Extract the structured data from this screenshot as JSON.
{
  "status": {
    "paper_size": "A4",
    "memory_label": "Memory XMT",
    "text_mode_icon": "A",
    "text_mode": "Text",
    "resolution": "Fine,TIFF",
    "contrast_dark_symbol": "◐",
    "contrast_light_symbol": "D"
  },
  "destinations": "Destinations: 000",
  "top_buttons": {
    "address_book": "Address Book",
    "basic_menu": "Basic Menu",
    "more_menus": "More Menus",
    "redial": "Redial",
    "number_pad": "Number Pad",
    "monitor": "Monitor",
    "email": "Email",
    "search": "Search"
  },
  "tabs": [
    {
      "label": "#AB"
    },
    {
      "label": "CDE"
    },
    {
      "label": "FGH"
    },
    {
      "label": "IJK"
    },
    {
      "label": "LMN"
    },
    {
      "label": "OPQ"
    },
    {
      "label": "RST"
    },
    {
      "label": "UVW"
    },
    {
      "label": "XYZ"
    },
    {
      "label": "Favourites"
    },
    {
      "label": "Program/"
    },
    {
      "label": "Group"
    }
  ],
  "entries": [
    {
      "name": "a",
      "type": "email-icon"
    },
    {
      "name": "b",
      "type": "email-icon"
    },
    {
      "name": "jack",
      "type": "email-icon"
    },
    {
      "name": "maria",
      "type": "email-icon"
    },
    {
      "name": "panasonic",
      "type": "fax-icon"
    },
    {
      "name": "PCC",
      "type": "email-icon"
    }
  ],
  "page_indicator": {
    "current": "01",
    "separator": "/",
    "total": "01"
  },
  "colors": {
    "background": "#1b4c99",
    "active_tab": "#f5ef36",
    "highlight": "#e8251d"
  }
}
┄┄┄┄┄┄┄┄┄┄┄┄┄┄┄┄┄┄┄┄
Stated exercise ->
Write out every line from the records above, word for word.

Response to the task ->
Extract the structured data from this screenshot as JSON.
{
  "status": {
    "paper_size": "A4",
    "memory_label": "Memory XMT",
    "text_mode_icon": "A",
    "text_mode": "Text",
    "resolution": "Fine,TIFF",
    "contrast_dark_symbol": "◐",
    "contrast_light_symbol": "D"
  },
  "destinations": "Destinations: 000",
  "top_buttons": {
    "address_book": "Address Book",
    "basic_menu": "Basic Menu",
    "more_menus": "More Menus",
    "redial": "Redial",
    "number_pad": "Number Pad",
    "monitor": "Monitor",
    "email": "Email",
    "search": "Search"
  },
  "tabs": [
    {
      "label": "#AB"
    },
    {
      "label": "CDE"
    },
    {
      "label": "FGH"
    },
    {
      "label": "IJK"
    },
    {
      "label": "LMN"
    },
    {
      "label": "OPQ"
    },
    {
      "label": "RST"
    },
    {
      "label": "UVW"
    },
    {
      "label": "XYZ"
    },
    {
      "label": "Favourites"
    },
    {
      "label": "Program/"
    },
    {
      "label": "Group"
    }
  ],
  "entries": [
    {
      "name": "a",
      "type": "email-icon"
    },
    {
      "name": "b",
      "type": "email-icon"
    },
    {
      "name": "jack",
      "type": "email-icon"
    },
    {
      "name": "maria",
      "type": "email-icon"
    },
    {
      "name": "panasonic",
      "type": "fax-icon"
    },
    {
      "name": "PCC",
      "type": "email-icon"
    }
  ],
  "page_indicator": {
    "current": "01",
    "separator": "/",
    "total": "01"
  },
  "colors": {
    "background": "#1b4c99",
    "active_tab": "#f5ef36",
    "highlight": "#e8251d"
  }
}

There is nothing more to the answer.